_Exercise objective:_
Transcribe each of the records below exactly, excluding all pictures.

_Record set:_

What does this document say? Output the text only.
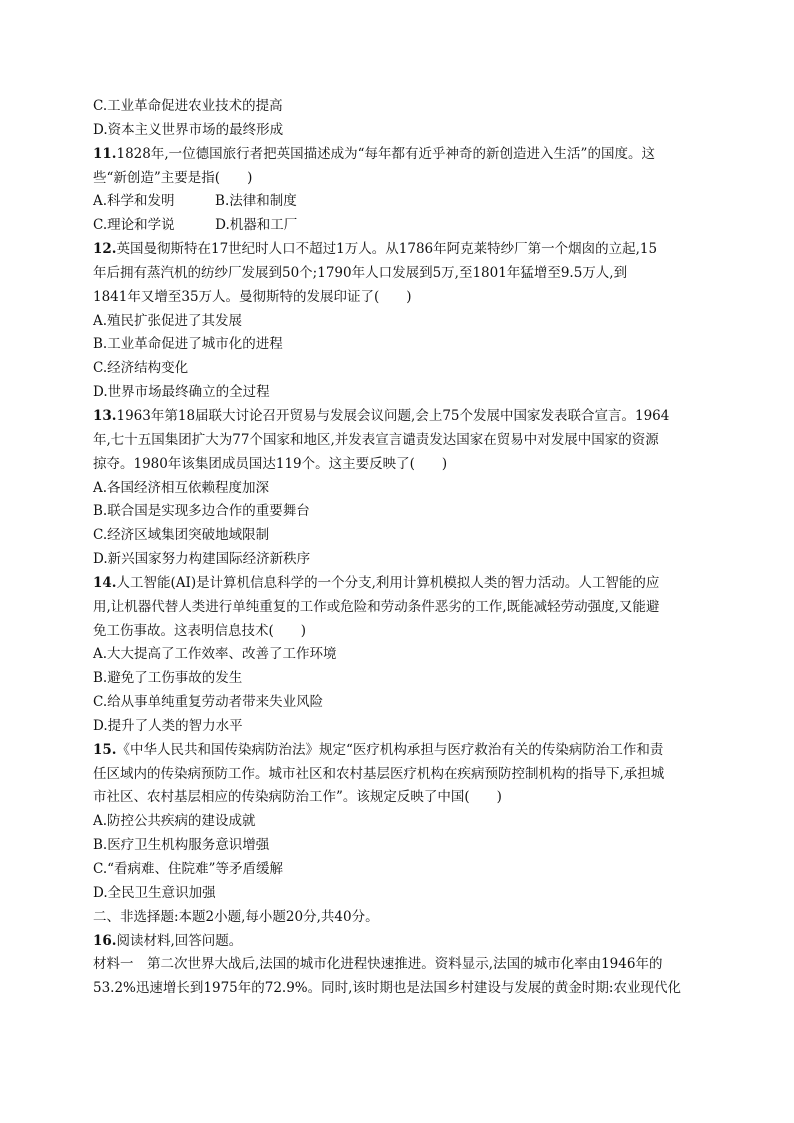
C.工业革命促进农业技术的提高
D.资本主义世界市场的最终形成
11.1828年,一位德国旅行者把英国描述成为“每年都有近乎神奇的新创造进入生活”的国度。这
些“新创造”主要是指(　　)
A.科学和发明　　　B.法律和制度
C.理论和学说　　　D.机器和工厂
12.英国曼彻斯特在17世纪时人口不超过1万人。从1786年阿克莱特纱厂第一个烟囱的立起,15
年后拥有蒸汽机的纺纱厂发展到50个;1790年人口发展到5万,至1801年猛增至9.5万人,到
1841年又增至35万人。曼彻斯特的发展印证了(　　)
A.殖民扩张促进了其发展
B.工业革命促进了城市化的进程
C.经济结构变化
D.世界市场最终确立的全过程
13.1963年第18届联大讨论召开贸易与发展会议问题,会上75个发展中国家发表联合宣言。1964
年,七十五国集团扩大为77个国家和地区,并发表宣言谴责发达国家在贸易中对发展中国家的资源
掠夺。1980年该集团成员国达119个。这主要反映了(　　)
A.各国经济相互依赖程度加深
B.联合国是实现多边合作的重要舞台
C.经济区域集团突破地域限制
D.新兴国家努力构建国际经济新秩序
14.人工智能(AI)是计算机信息科学的一个分支,利用计算机模拟人类的智力活动。人工智能的应
用,让机器代替人类进行单纯重复的工作或危险和劳动条件恶劣的工作,既能减轻劳动强度,又能避
免工伤事故。这表明信息技术(　　)
A.大大提高了工作效率、改善了工作环境
B.避免了工伤事故的发生
C.给从事单纯重复劳动者带来失业风险
D.提升了人类的智力水平
15.《中华人民共和国传染病防治法》规定“医疗机构承担与医疗救治有关的传染病防治工作和责
任区域内的传染病预防工作。城市社区和农村基层医疗机构在疾病预防控制机构的指导下,承担城
市社区、农村基层相应的传染病防治工作”。该规定反映了中国(　　)
A.防控公共疾病的建设成就
B.医疗卫生机构服务意识增强
C.“看病难、住院难”等矛盾缓解
D.全民卫生意识加强
二、非选择题:本题2小题,每小题20分,共40分。
16.阅读材料,回答问题。
材料一　第二次世界大战后,法国的城市化进程快速推进。资料显示,法国的城市化率由1946年的
53.2%迅速增长到1975年的72.9%。同时,该时期也是法国乡村建设与发展的黄金时期:农业现代化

_Final answer:_
What does this document say? Output the text only.
C.工业革命促进农业技术的提高
D.资本主义世界市场的最终形成
11.1828年,一位德国旅行者把英国描述成为“每年都有近乎神奇的新创造进入生活”的国度。这
些“新创造”主要是指(　　)
A.科学和发明　　　B.法律和制度
C.理论和学说　　　D.机器和工厂
12.英国曼彻斯特在17世纪时人口不超过1万人。从1786年阿克莱特纱厂第一个烟囱的立起,15
年后拥有蒸汽机的纺纱厂发展到50个;1790年人口发展到5万,至1801年猛增至9.5万人,到
1841年又增至35万人。曼彻斯特的发展印证了(　　)
A.殖民扩张促进了其发展
B.工业革命促进了城市化的进程
C.经济结构变化
D.世界市场最终确立的全过程
13.1963年第18届联大讨论召开贸易与发展会议问题,会上75个发展中国家发表联合宣言。1964
年,七十五国集团扩大为77个国家和地区,并发表宣言谴责发达国家在贸易中对发展中国家的资源
掠夺。1980年该集团成员国达119个。这主要反映了(　　)
A.各国经济相互依赖程度加深
B.联合国是实现多边合作的重要舞台
C.经济区域集团突破地域限制
D.新兴国家努力构建国际经济新秩序
14.人工智能(AI)是计算机信息科学的一个分支,利用计算机模拟人类的智力活动。人工智能的应
用,让机器代替人类进行单纯重复的工作或危险和劳动条件恶劣的工作,既能减轻劳动强度,又能避
免工伤事故。这表明信息技术(　　)
A.大大提高了工作效率、改善了工作环境
B.避免了工伤事故的发生
C.给从事单纯重复劳动者带来失业风险
D.提升了人类的智力水平
15.《中华人民共和国传染病防治法》规定“医疗机构承担与医疗救治有关的传染病防治工作和责
任区域内的传染病预防工作。城市社区和农村基层医疗机构在疾病预防控制机构的指导下,承担城
市社区、农村基层相应的传染病防治工作”。该规定反映了中国(　　)
A.防控公共疾病的建设成就
B.医疗卫生机构服务意识增强
C.“看病难、住院难”等矛盾缓解
D.全民卫生意识加强
二、非选择题:本题2小题,每小题20分,共40分。
16.阅读材料,回答问题。
材料一　第二次世界大战后,法国的城市化进程快速推进。资料显示,法国的城市化率由1946年的
53.2%迅速增长到1975年的72.9%。同时,该时期也是法国乡村建设与发展的黄金时期:农业现代化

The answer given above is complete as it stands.